WHAT IS ASKED:
Leave out every picture, and output exactly the lines from the line containing "Convert this document image to plain text." through the last line of the data.

(Data records)
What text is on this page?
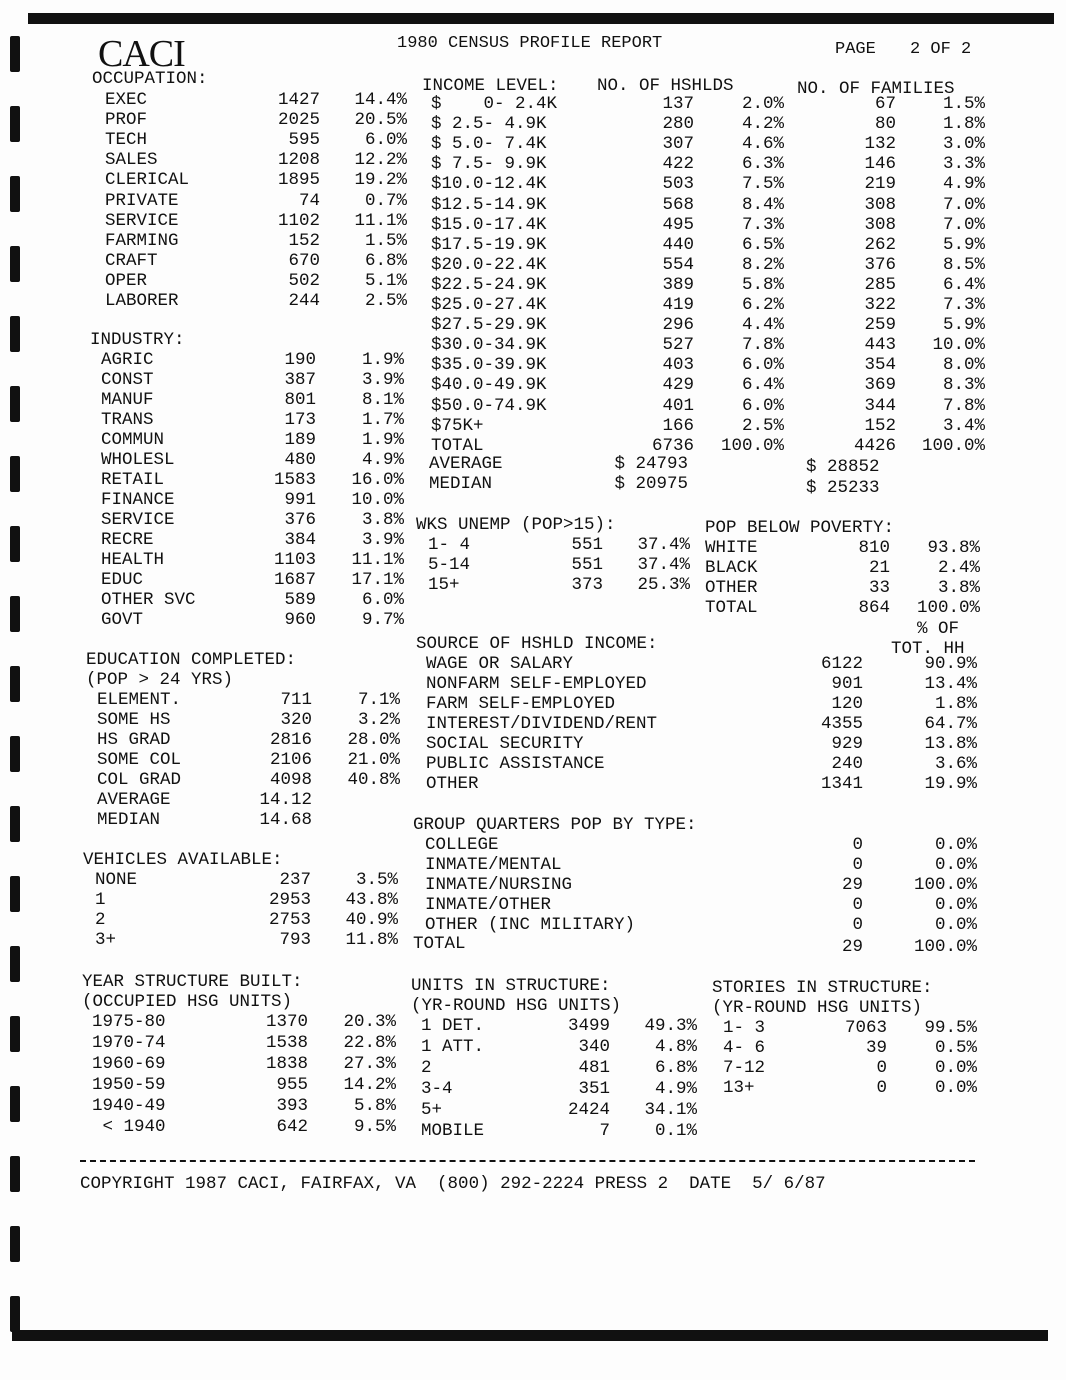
CACI	1980 CENSUS PROFILE REPORT	PAGE 2 OF 2
OCCUPATION:
EXEC	1427	14.4%
PROF	2025	20.5%
TECH	595	6.0%
SALES	1208	12.2%
CLERICAL	1895	19.2%
PRIVATE	74	0.7%
SERVICE	1102	11.1%
FARMING	152	1.5%
CRAFT	670	6.8%
OPER	502	5.1%
LABORER	244	2.5%
INDUSTRY:
AGRIC	190	1.9%
CONST	387	3.9%
MANUF	801	8.1%
TRANS	173	1.7%
COMMUN	189	1.9%
WHOLESL	480	4.9%
RETAIL	1583	16.0%
FINANCE	991	10.0%
SERVICE	376	3.8%
RECRE	384	3.9%
HEALTH	1103	11.1%
EDUC	1687	17.1%
OTHER SVC	589	6.0%
GOVT	960	9.7%
EDUCATION COMPLETED:
(POP > 24 YRS)
ELEMENT.	711	7.1%
SOME HS	320	3.2%
HS GRAD	2816	28.0%
SOME COL	2106	21.0%
COL GRAD	4098	40.8%
AVERAGE	14.12
MEDIAN	14.68
VEHICLES AVAILABLE:
NONE	237	3.5%
1	2953	43.8%
2	2753	40.9%
3+	793	11.8%
INCOME LEVEL: NO. OF HSHLDS	NO. OF FAMILIES
$    0- 2.4K	137	2.0%	67	1.5%
$ 2.5- 4.9K	280	4.2%	80	1.8%
$ 5.0- 7.4K	307	4.6%	132	3.0%
$ 7.5- 9.9K	422	6.3%	146	3.3%
$10.0-12.4K	503	7.5%	219	4.9%
$12.5-14.9K	568	8.4%	308	7.0%
$15.0-17.4K	495	7.3%	308	7.0%
$17.5-19.9K	440	6.5%	262	5.9%
$20.0-22.4K	554	8.2%	376	8.5%
$22.5-24.9K	389	5.8%	285	6.4%
$25.0-27.4K	419	6.2%	322	7.3%
$27.5-29.9K	296	4.4%	259	5.9%
$30.0-34.9K	527	7.8%	443	10.0%
$35.0-39.9K	403	6.0%	354	8.0%
$40.0-49.9K	429	6.4%	369	8.3%
$50.0-74.9K	401	6.0%	344	7.8%
$75K+	166	2.5%	152	3.4%
TOTAL	6736	100.0%	4426	100.0%
AVERAGE	$ 24793	$ 28852
MEDIAN	$ 20975	$ 25233
WKS UNEMP (POP>15):
1- 4	551	37.4%
5-14	551	37.4%
15+	373	25.3%
POP BELOW POVERTY:
WHITE	810	93.8%
BLACK	21	2.4%
OTHER	33	3.8%
TOTAL	864	100.0%
SOURCE OF HSHLD INCOME:
% OF
TOT. HH
WAGE OR SALARY	6122	90.9%
NONFARM SELF-EMPLOYED	901	13.4%
FARM SELF-EMPLOYED	120	1.8%
INTEREST/DIVIDEND/RENT	4355	64.7%
SOCIAL SECURITY	929	13.8%
PUBLIC ASSISTANCE	240	3.6%
OTHER	1341	19.9%
GROUP QUARTERS POP BY TYPE:
COLLEGE	0	0.0%
INMATE/MENTAL	0	0.0%
INMATE/NURSING	29	100.0%
INMATE/OTHER	0	0.0%
OTHER (INC MILITARY)	0	0.0%
TOTAL	29	100.0%
YEAR STRUCTURE BUILT:
(OCCUPIED HSG UNITS)
1975-80	1370	20.3%
1970-74	1538	22.8%
1960-69	1838	27.3%
1950-59	955	14.2%
1940-49	393	5.8%
< 1940	642	9.5%
UNITS IN STRUCTURE:
(YR-ROUND HSG UNITS)
1 DET.	3499	49.3%
1 ATT.	340	4.8%
2	481	6.8%
3-4	351	4.9%
5+	2424	34.1%
MOBILE	7	0.1%
STORIES IN STRUCTURE:
(YR-ROUND HSG UNITS)
1- 3	7063	99.5%
4- 6	39	0.5%
7-12	0	0.0%
13+	0	0.0%
COPYRIGHT 1987 CACI, FAIRFAX, VA  (800) 292-2224 PRESS 2  DATE  5/ 6/87
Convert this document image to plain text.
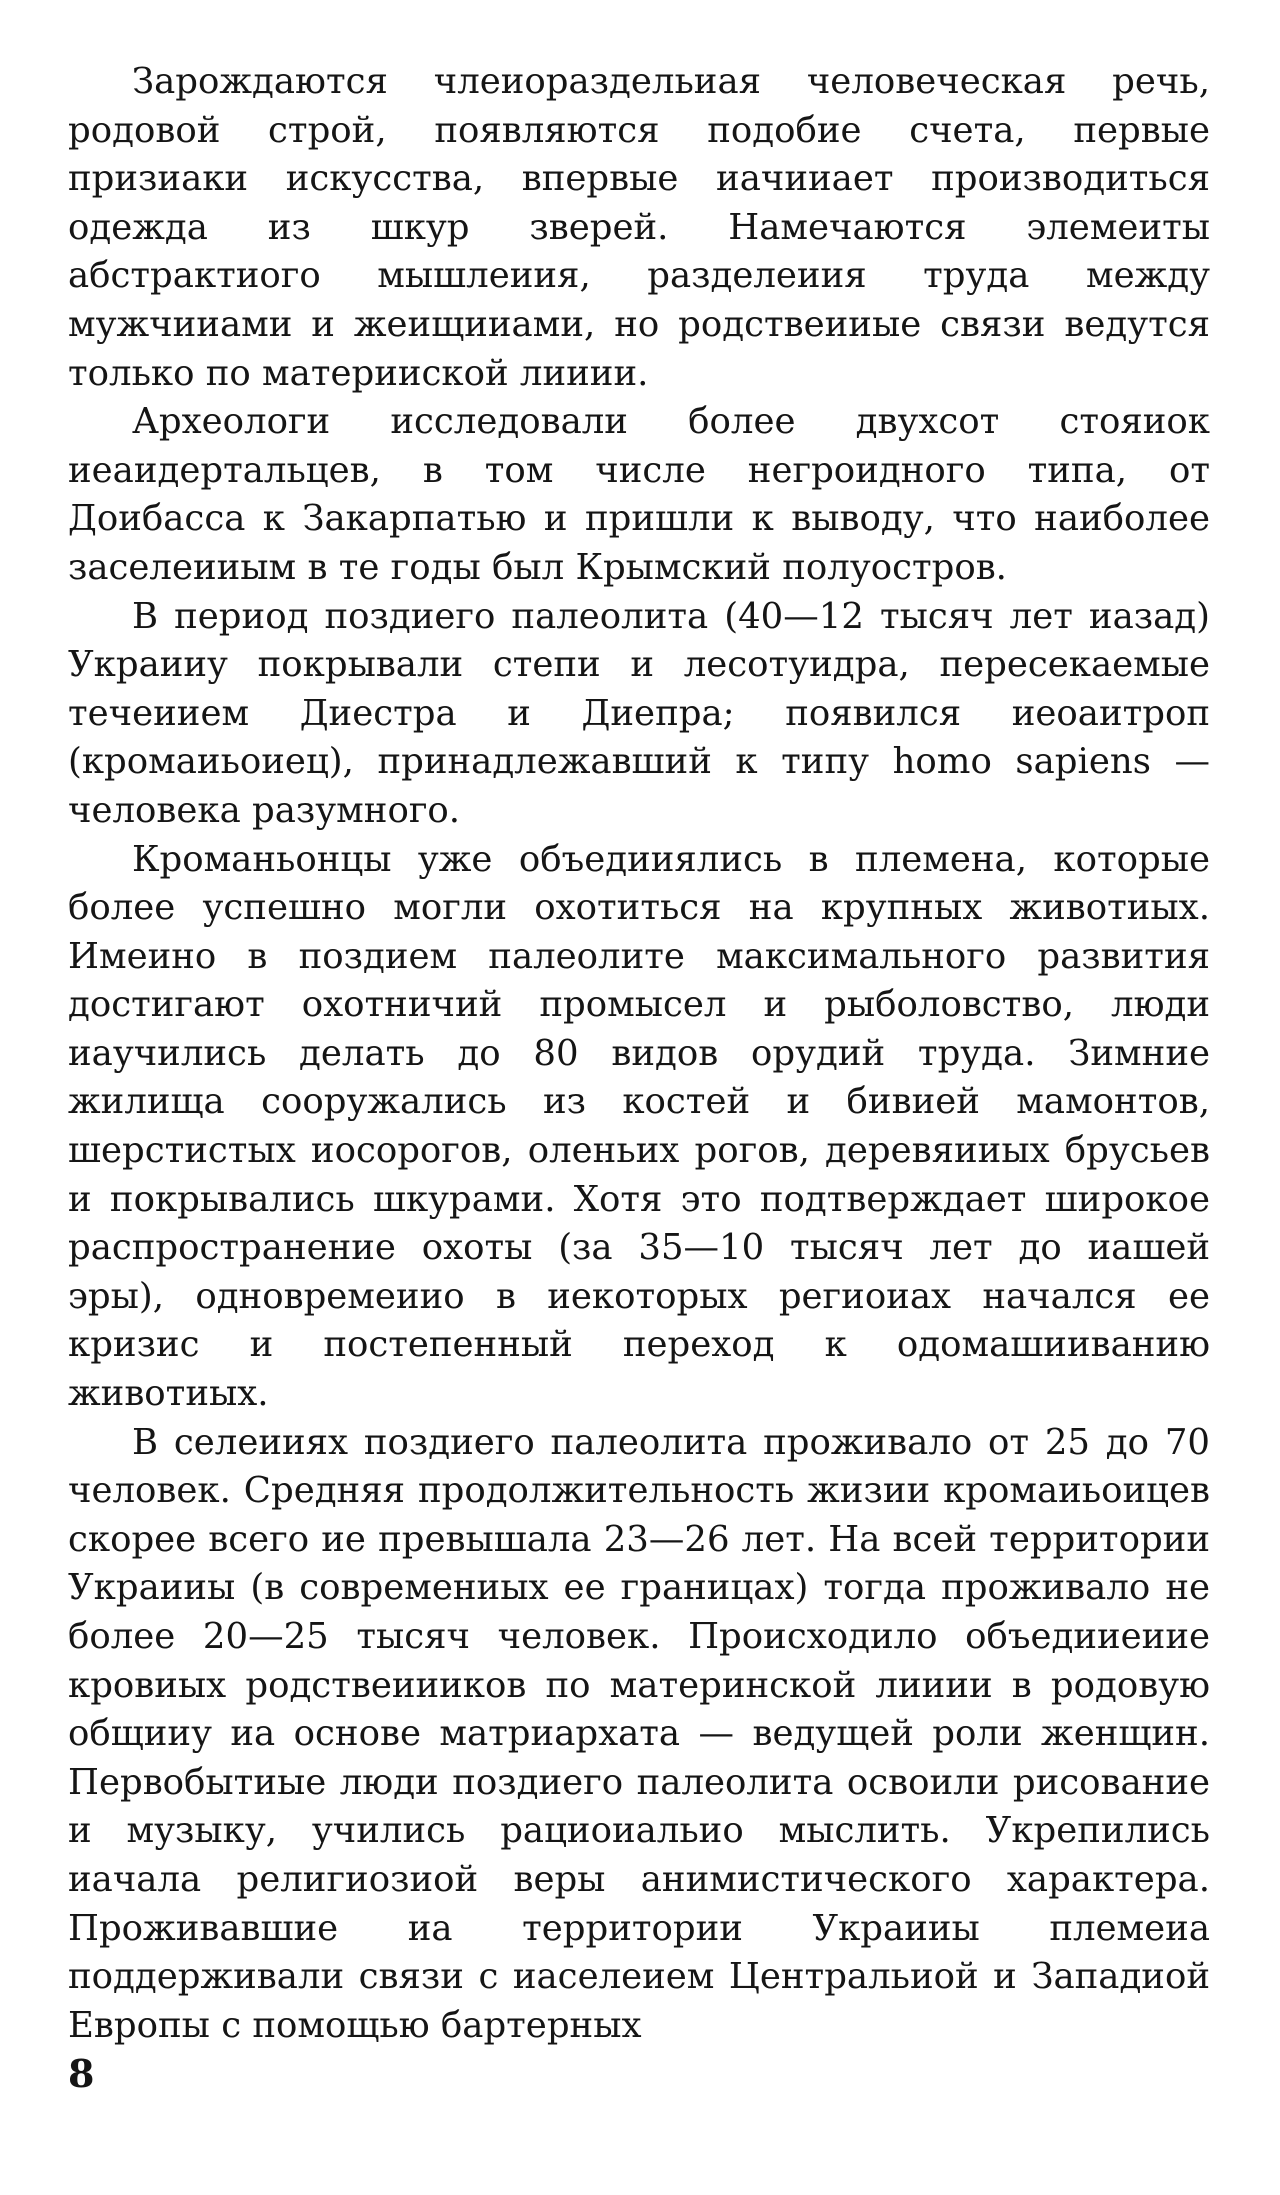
Зарождаются члеиораздельиая человеческая речь, родовой строй, появляются подобие счета, первые призиаки искусства, впервые иачииает производиться одежда из шкур зверей. Намечаются элемеиты абстрактиого мышлеиия, разделеиия труда между мужчииами и жеищииами, но родствеииые связи ведутся только по материиской лииии.

Археологи исследовали более двухсот стояиок иеаидертальцев, в том числе негроидного типа, от Доибасса к Закарпатью и пришли к выводу, что наиболее заселеииым в те годы был Крымский полуостров.

В период поздиего палеолита (40—12 тысяч лет иазад) Украииу покрывали степи и лесотуидра, пересекаемые течеиием Диестра и Диепра; появился иеоаитроп (кромаиьоиец), принадлежавший к типу homo sapiens — человека разумного.

Кроманьонцы уже объедииялись в племена, которые более успешно могли охотиться на крупных животиых. Имеино в поздием палеолите максимального развития достигают охотничий промысел и рыболовство, люди иаучились делать до 80 видов орудий труда. Зимние жилища сооружались из костей и бивией мамонтов, шерстистых иосорогов, оленьих рогов, деревяииых брусьев и покрывались шкурами. Хотя это подтверждает широкое распространение охоты (за 35—10 тысяч лет до иашей эры), одновремеиио в иекоторых региоиах начался ее кризис и постепенный переход к одомашииванию животиых.

В селеииях поздиего палеолита проживало от 25 до 70 человек. Средняя продолжительность жизии кромаиьоицев скорее всего ие превышала 23—26 лет. На всей территории Украииы (в современиых ее границах) тогда проживало не более 20—25 тысяч человек. Происходило объедииеиие кровиых родствеиииков по материнской лииии в родовую общииу иа основе матриархата — ведущей роли женщин. Первобытиые люди поздиего палеолита освоили рисование и музыку, учились рациоиальио мыслить. Укрепились иачала религиозиой веры анимистического характера. Проживавшие иа территории Украииы племеиа поддерживали связи с иаселеием Центральиой и Западиой Европы с помощью бартерных

8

ANSWER TO THE EXERCISE:
Convert this document image to plain text.
Зарождаются члеиораздельиая человеческая речь, родовой строй, появляются подобие счета, первые призиаки искусства, впервые иачииает производиться одежда из шкур зверей. Намечаются элемеиты абстрактиого мышлеиия, разделеиия труда между мужчииами и жеищииами, но родствеииые связи ведутся только по материиской лииии.

Археологи исследовали более двухсот стояиок иеаидертальцев, в том числе негроидного типа, от Доибасса к Закарпатью и пришли к выводу, что наиболее заселеииым в те годы был Крымский полуостров.

В период поздиего палеолита (40—12 тысяч лет иазад) Украииу покрывали степи и лесотуидра, пересекаемые течеиием Диестра и Диепра; появился иеоаитроп (кромаиьоиец), принадлежавший к типу homo sapiens — человека разумного.

Кроманьонцы уже объедииялись в племена, которые более успешно могли охотиться на крупных животиых. Имеино в поздием палеолите максимального развития достигают охотничий промысел и рыболовство, люди иаучились делать до 80 видов орудий труда. Зимние жилища сооружались из костей и бивией мамонтов, шерстистых иосорогов, оленьих рогов, деревяииых брусьев и покрывались шкурами. Хотя это подтверждает широкое распространение охоты (за 35—10 тысяч лет до иашей эры), одновремеиио в иекоторых региоиах начался ее кризис и постепенный переход к одомашииванию животиых.

В селеииях поздиего палеолита проживало от 25 до 70 человек. Средняя продолжительность жизии кромаиьоицев скорее всего ие превышала 23—26 лет. На всей территории Украииы (в современиых ее границах) тогда проживало не более 20—25 тысяч человек. Происходило объедииеиие кровиых родствеиииков по материнской лииии в родовую общииу иа основе матриархата — ведущей роли женщин. Первобытиые люди поздиего палеолита освоили рисование и музыку, учились рациоиальио мыслить. Укрепились иачала религиозиой веры анимистического характера. Проживавшие иа территории Украииы племеиа поддерживали связи с иаселеием Центральиой и Западиой Европы с помощью бартерных

8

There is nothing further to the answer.